[Data listing]
·····
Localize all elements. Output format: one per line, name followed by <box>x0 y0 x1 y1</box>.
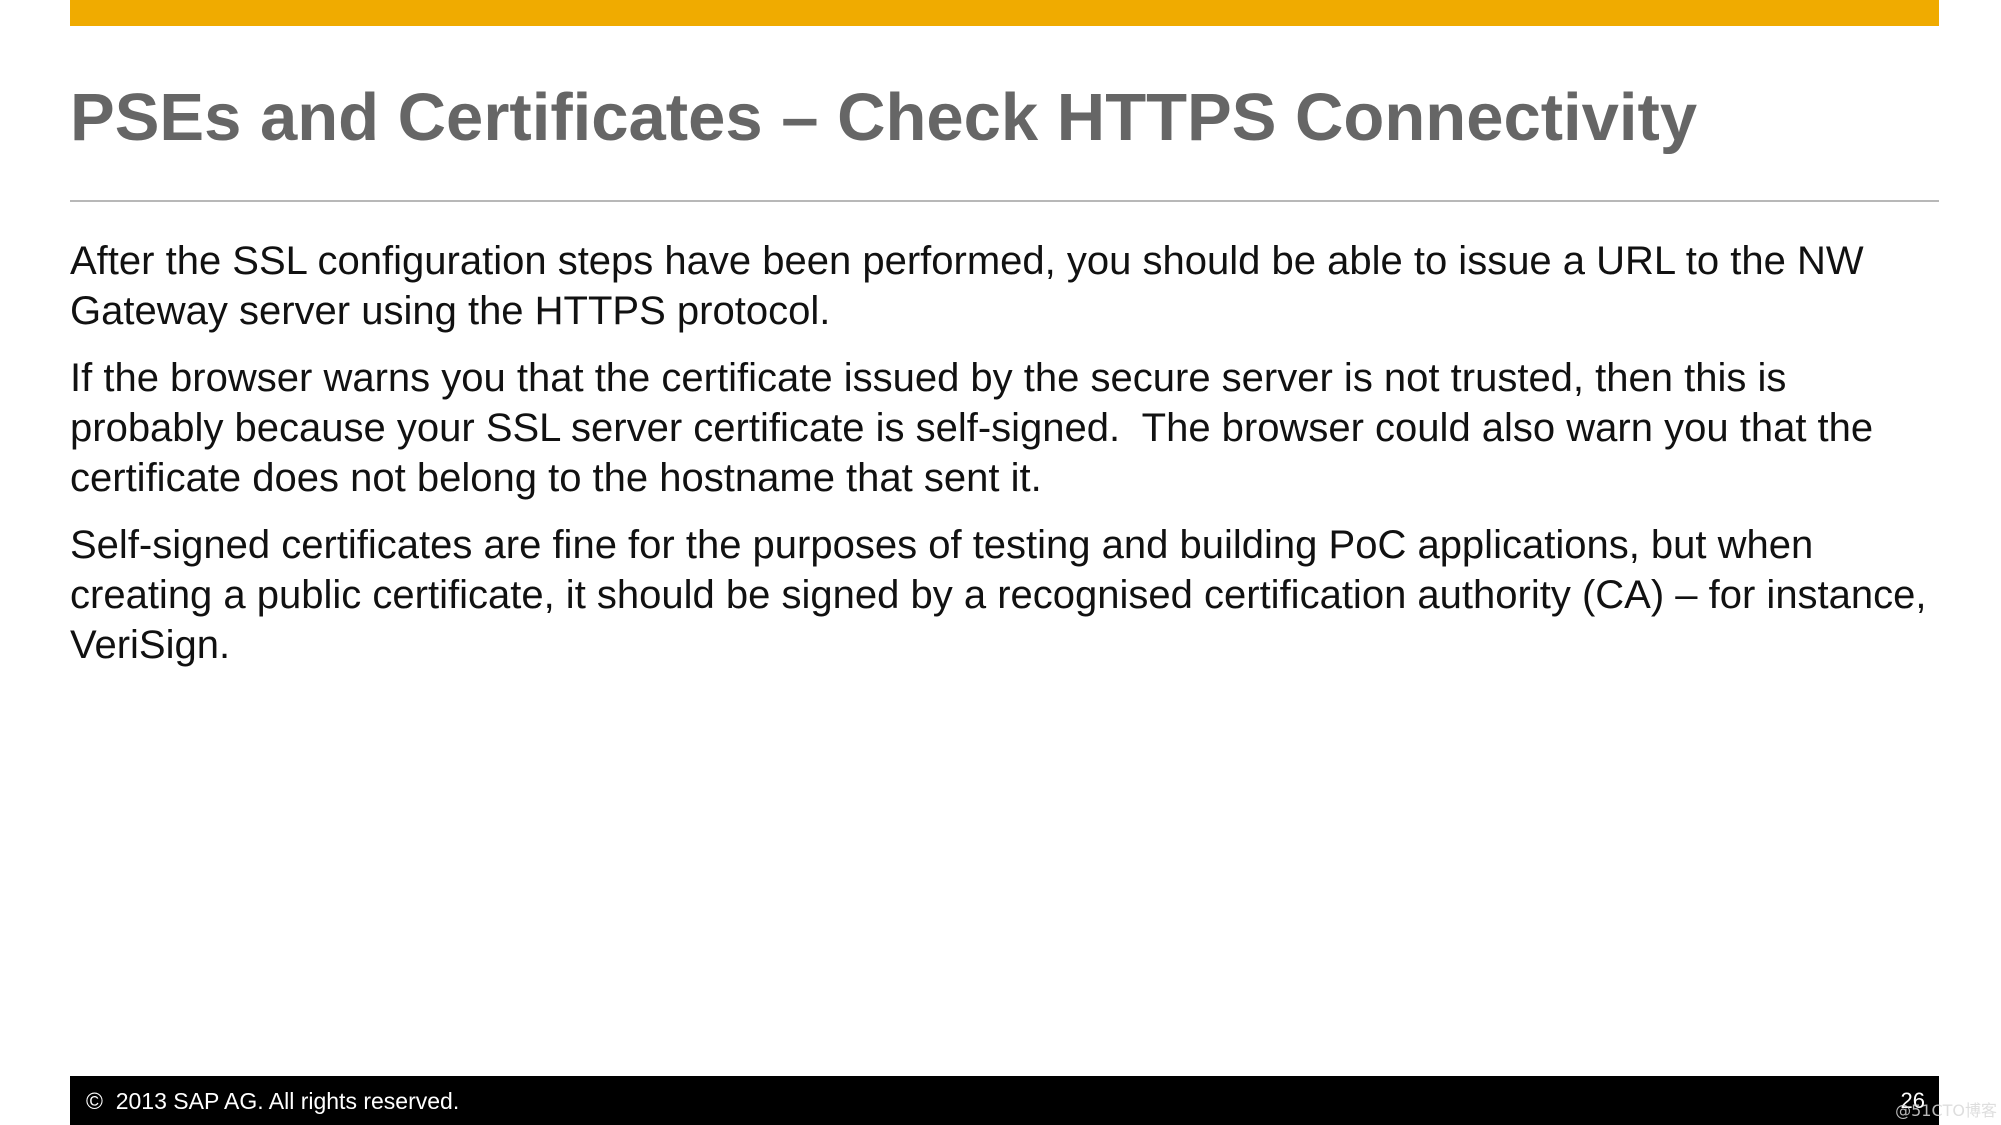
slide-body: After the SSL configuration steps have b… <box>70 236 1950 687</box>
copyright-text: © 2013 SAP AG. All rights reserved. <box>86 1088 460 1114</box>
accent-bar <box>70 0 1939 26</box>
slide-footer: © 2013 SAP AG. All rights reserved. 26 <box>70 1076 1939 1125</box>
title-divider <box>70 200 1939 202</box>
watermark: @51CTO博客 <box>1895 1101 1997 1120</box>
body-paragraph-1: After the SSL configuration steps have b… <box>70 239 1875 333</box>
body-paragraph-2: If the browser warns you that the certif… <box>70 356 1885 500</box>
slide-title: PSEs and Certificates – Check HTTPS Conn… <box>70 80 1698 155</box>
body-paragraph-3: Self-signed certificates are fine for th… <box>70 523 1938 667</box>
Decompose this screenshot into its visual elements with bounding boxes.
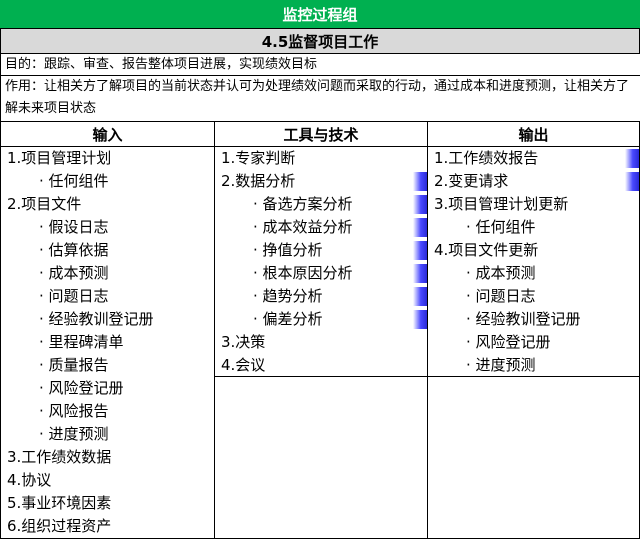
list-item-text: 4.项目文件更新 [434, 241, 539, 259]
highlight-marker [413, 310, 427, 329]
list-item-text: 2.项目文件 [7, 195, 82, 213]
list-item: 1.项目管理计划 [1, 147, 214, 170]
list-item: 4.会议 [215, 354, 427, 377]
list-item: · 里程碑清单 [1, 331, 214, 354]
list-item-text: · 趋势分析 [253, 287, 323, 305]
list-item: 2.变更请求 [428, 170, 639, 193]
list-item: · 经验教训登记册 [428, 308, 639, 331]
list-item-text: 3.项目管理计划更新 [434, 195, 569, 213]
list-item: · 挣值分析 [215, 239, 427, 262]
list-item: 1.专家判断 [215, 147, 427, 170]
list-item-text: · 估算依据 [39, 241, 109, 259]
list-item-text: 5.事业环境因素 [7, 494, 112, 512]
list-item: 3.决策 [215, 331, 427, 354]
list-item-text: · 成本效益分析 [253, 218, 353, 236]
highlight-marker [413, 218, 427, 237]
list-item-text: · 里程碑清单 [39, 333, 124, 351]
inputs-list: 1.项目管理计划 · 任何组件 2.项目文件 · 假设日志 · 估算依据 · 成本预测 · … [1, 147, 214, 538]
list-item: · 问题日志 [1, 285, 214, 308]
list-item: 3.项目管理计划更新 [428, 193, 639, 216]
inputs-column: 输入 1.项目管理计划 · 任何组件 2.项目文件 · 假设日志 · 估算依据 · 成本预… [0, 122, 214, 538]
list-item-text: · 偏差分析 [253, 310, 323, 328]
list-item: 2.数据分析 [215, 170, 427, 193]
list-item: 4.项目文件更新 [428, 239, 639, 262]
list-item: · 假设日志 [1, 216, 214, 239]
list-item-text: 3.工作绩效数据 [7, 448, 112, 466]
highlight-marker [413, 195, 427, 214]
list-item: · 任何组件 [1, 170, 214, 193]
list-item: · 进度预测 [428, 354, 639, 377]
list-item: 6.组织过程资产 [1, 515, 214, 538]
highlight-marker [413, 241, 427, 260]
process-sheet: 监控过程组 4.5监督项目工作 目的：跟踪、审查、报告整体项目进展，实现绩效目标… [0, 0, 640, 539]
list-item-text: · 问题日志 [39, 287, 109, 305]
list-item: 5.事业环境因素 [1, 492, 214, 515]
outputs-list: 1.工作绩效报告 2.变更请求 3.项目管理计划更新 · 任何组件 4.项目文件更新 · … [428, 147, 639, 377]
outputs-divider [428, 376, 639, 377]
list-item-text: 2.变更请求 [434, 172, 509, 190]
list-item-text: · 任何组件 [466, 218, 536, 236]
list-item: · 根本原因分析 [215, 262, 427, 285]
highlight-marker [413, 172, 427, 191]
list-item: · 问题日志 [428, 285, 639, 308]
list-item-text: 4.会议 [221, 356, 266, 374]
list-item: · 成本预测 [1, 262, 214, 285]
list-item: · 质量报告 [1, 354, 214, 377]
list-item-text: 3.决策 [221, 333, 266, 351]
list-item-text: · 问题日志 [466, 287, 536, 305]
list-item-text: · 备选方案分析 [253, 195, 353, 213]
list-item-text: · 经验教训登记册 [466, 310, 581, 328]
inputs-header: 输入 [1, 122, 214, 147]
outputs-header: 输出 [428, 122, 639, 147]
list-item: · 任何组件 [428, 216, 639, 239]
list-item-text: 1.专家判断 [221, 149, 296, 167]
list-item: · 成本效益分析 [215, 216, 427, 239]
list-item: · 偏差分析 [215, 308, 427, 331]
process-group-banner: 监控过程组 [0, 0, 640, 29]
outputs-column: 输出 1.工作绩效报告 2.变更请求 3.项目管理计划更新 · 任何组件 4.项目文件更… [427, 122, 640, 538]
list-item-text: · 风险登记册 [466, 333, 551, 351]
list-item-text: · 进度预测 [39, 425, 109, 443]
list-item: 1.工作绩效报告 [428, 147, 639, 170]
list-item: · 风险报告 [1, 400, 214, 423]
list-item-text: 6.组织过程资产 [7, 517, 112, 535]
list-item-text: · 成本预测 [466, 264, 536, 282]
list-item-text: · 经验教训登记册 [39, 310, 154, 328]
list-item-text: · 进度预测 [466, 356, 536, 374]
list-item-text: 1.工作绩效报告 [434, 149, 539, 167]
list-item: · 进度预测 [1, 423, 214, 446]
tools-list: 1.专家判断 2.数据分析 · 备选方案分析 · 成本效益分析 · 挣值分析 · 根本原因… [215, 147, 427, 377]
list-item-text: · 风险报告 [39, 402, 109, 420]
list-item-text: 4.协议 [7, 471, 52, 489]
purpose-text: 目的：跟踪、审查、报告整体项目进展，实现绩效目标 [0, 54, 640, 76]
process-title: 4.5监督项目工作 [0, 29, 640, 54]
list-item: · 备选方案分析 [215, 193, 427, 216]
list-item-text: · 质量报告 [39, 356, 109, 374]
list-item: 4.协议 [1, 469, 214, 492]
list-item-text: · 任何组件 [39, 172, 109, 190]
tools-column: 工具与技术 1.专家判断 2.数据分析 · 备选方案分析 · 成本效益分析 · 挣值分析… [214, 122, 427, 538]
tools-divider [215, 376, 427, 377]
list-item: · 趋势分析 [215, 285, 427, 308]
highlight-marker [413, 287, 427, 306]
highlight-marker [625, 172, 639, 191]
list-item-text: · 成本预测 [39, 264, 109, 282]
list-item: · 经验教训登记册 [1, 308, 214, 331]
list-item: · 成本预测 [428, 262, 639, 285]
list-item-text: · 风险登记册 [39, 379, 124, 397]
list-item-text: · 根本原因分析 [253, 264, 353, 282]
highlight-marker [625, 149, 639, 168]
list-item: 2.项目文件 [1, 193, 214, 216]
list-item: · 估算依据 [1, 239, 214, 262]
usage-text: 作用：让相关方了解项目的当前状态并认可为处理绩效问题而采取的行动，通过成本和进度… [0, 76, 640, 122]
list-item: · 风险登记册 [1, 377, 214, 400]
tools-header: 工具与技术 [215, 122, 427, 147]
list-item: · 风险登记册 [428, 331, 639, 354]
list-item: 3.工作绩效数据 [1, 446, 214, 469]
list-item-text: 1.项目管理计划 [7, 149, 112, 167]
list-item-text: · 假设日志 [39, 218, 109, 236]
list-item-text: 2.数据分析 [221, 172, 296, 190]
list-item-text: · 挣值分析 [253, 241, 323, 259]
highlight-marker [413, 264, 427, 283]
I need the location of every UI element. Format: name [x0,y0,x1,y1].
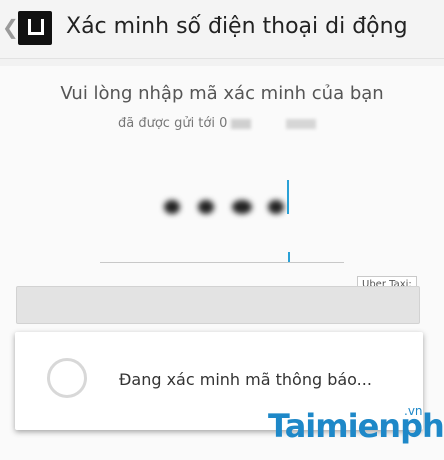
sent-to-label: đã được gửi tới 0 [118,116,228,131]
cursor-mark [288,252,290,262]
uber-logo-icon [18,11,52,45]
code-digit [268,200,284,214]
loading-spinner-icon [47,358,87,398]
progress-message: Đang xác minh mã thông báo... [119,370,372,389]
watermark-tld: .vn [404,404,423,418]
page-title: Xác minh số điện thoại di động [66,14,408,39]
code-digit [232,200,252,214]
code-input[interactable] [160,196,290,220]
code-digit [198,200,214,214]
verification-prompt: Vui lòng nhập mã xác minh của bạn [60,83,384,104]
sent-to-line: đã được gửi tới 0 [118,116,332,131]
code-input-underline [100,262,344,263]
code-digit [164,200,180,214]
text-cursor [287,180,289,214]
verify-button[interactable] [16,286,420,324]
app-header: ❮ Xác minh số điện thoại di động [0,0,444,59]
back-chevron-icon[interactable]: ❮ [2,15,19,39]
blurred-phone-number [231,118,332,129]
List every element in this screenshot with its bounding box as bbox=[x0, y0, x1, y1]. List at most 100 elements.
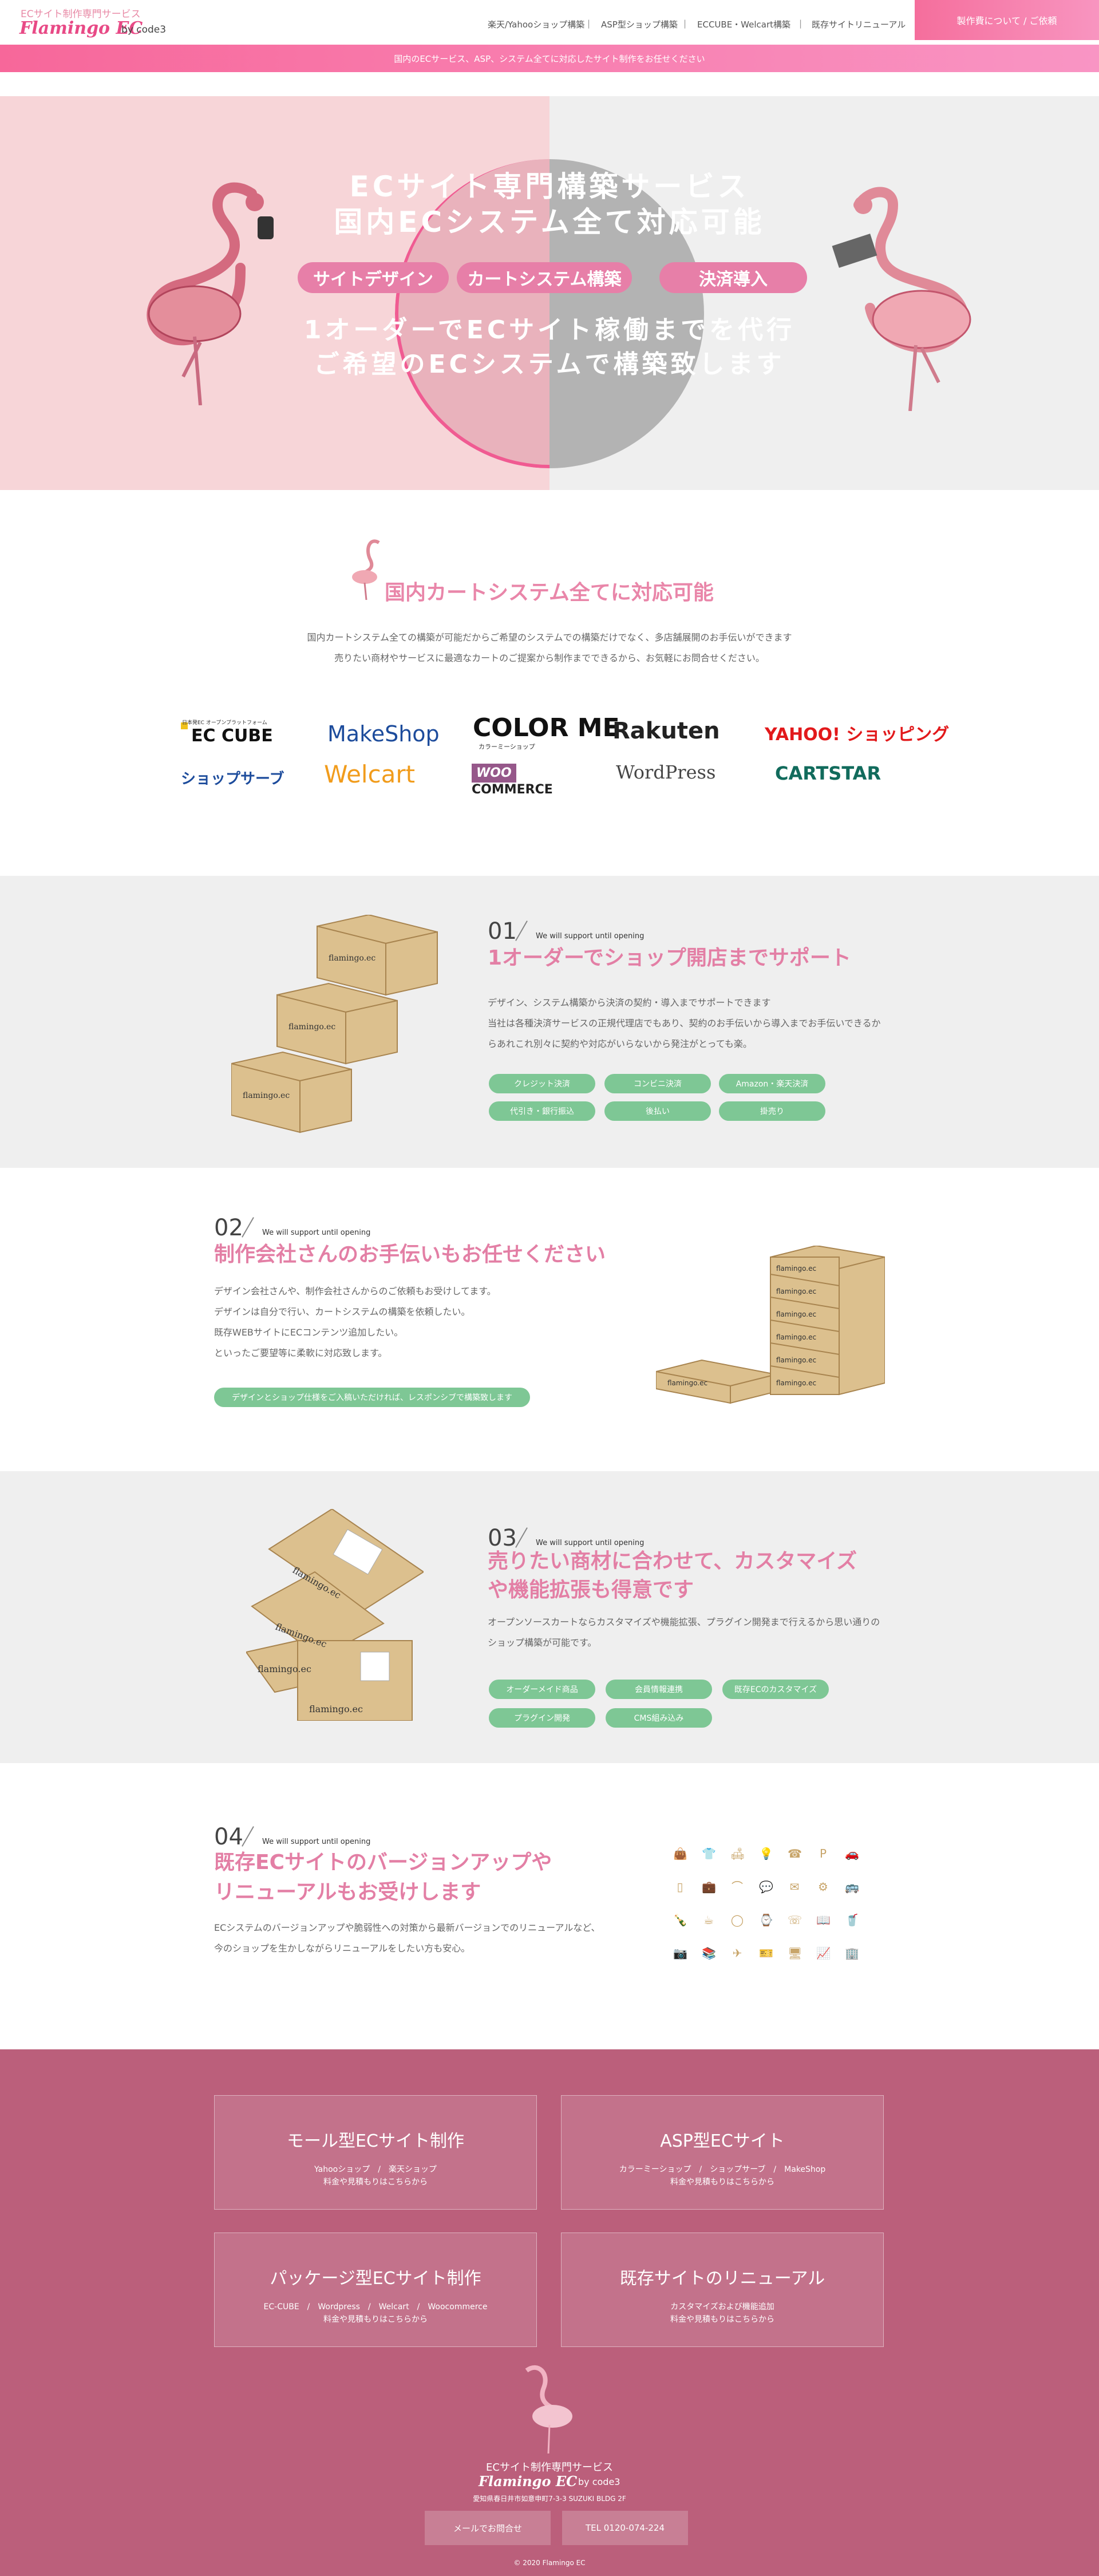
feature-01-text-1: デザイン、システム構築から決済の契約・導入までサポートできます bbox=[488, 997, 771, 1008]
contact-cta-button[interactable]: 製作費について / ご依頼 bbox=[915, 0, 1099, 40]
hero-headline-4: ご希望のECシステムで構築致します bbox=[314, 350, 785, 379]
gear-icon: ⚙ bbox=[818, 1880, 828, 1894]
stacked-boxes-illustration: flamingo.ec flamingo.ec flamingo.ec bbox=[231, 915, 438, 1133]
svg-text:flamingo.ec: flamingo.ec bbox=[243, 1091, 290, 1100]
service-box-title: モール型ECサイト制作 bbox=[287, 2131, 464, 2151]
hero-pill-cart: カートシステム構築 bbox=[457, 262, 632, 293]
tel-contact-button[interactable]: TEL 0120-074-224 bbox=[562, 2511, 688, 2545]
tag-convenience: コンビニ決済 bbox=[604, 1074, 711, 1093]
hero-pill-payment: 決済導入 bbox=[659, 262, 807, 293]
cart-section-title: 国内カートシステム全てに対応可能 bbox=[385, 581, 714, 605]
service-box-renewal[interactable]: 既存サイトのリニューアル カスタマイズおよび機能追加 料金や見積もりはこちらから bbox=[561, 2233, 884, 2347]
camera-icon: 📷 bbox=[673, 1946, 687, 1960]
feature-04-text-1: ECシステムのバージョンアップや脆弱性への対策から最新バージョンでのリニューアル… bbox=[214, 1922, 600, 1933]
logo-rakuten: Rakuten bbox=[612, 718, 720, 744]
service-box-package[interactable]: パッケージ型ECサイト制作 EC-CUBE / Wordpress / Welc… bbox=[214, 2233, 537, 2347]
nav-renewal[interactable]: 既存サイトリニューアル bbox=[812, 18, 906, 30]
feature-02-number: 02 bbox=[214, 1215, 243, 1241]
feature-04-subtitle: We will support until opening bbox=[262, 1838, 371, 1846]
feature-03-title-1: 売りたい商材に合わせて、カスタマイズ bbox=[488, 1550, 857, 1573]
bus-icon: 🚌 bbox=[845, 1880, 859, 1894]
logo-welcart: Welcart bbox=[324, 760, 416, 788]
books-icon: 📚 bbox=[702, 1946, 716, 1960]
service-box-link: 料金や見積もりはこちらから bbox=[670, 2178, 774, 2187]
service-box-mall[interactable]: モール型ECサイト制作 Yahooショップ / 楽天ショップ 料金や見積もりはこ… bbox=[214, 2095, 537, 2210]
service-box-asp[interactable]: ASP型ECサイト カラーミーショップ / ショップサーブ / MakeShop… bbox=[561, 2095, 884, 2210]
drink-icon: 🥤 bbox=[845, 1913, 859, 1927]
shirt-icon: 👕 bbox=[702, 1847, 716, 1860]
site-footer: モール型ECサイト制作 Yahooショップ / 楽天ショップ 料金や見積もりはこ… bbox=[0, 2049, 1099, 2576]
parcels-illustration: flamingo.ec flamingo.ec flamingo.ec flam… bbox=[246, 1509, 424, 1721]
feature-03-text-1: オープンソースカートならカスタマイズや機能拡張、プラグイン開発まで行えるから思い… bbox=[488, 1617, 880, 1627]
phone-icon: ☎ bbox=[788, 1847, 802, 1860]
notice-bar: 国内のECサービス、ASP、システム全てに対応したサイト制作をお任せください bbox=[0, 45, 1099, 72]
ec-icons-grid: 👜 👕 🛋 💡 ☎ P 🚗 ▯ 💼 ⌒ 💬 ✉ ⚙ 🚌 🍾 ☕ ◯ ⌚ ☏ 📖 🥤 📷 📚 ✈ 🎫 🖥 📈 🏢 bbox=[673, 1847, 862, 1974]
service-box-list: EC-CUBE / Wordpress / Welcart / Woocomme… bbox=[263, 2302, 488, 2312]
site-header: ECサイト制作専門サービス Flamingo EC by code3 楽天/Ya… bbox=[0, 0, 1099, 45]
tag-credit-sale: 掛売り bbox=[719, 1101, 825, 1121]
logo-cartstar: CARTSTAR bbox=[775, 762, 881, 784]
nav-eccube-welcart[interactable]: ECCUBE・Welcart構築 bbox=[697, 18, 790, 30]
·····
- _WRITTEN TASK_
Print the lines of the listing from its first line through the line containing "Decompose this screenshot", including both ends, and leave out the pictures.

- _SOLUTION FOR THIS TASK_
Localize all elements. Output format: one per line, name followed by <box>x0 y0 x1 y1</box>.
slide-body: After the SSL configuration steps have b… <box>70 236 1950 687</box>
copyright-text: © 2013 SAP AG. All rights reserved. <box>86 1088 460 1114</box>
accent-bar <box>70 0 1939 26</box>
slide-footer: © 2013 SAP AG. All rights reserved. 26 <box>70 1076 1939 1125</box>
title-divider <box>70 200 1939 202</box>
watermark: @51CTO博客 <box>1895 1101 1997 1120</box>
body-paragraph-1: After the SSL configuration steps have b… <box>70 239 1875 333</box>
body-paragraph-2: If the browser warns you that the certif… <box>70 356 1885 500</box>
slide-title: PSEs and Certificates – Check HTTPS Conn… <box>70 80 1698 155</box>
body-paragraph-3: Self-signed certificates are fine for th… <box>70 523 1938 667</box>
Decompose this screenshot into its visual elements with bounding boxes.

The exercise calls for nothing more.